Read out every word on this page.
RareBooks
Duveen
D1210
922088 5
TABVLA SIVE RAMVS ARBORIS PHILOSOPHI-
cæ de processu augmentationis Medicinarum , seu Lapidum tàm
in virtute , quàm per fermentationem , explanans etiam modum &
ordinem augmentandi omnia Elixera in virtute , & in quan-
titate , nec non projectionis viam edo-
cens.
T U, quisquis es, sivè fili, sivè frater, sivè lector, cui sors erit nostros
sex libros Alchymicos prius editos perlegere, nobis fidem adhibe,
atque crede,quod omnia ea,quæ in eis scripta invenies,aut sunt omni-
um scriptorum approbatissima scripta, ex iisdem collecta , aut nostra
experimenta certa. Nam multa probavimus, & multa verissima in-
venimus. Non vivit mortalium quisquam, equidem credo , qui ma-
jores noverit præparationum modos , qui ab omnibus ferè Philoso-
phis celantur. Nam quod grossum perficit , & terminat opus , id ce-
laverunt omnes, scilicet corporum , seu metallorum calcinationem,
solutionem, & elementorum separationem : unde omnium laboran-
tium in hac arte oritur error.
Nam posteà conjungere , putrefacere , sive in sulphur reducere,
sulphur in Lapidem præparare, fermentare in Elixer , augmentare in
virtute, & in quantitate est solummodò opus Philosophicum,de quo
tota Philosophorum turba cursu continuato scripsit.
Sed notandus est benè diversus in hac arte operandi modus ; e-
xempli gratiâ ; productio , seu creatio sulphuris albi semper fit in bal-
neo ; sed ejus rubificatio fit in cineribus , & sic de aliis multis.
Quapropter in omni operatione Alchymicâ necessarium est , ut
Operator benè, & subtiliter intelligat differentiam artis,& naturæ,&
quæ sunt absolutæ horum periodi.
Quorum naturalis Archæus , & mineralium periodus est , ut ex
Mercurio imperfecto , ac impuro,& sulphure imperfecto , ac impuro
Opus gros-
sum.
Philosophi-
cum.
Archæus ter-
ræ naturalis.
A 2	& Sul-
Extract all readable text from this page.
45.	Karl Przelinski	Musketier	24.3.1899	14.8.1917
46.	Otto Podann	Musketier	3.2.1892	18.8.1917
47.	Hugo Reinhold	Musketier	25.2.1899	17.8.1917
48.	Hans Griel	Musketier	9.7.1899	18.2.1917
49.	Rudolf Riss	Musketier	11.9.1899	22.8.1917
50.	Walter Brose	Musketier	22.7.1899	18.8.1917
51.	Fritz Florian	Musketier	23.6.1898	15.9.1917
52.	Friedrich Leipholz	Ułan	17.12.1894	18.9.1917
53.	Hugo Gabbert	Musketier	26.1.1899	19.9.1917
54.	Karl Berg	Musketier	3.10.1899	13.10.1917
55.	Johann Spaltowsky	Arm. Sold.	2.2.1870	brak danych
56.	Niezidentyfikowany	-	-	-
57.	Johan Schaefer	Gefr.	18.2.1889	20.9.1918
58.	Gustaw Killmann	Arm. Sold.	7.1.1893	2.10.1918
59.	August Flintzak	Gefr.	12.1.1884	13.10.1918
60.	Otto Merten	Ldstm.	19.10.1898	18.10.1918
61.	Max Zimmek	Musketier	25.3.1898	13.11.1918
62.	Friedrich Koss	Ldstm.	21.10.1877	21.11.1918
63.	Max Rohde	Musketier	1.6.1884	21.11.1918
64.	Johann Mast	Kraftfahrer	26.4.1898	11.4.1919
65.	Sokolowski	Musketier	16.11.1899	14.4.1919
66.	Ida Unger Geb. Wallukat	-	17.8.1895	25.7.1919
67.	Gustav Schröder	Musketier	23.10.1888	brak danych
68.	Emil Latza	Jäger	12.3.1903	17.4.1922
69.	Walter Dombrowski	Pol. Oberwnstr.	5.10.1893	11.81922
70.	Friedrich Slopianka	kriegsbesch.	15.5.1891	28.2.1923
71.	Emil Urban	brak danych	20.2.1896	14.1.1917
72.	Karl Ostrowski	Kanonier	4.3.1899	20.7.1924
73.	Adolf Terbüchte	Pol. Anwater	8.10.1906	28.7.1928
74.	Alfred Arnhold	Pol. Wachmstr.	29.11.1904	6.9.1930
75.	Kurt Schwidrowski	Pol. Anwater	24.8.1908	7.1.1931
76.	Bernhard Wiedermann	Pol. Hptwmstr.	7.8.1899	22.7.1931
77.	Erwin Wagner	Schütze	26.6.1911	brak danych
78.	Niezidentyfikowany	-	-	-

▶ **To be done**
Point out every line holding the string "virtute" and copy it.

▶ **Result of this task**
in virtute , quàm per fermentationem , explanans etiam modum &
ordinem augmentandi omnia Elixera in virtute , & in quan-
virtute, & in quantitate est solummodò opus Philosophicum,de quo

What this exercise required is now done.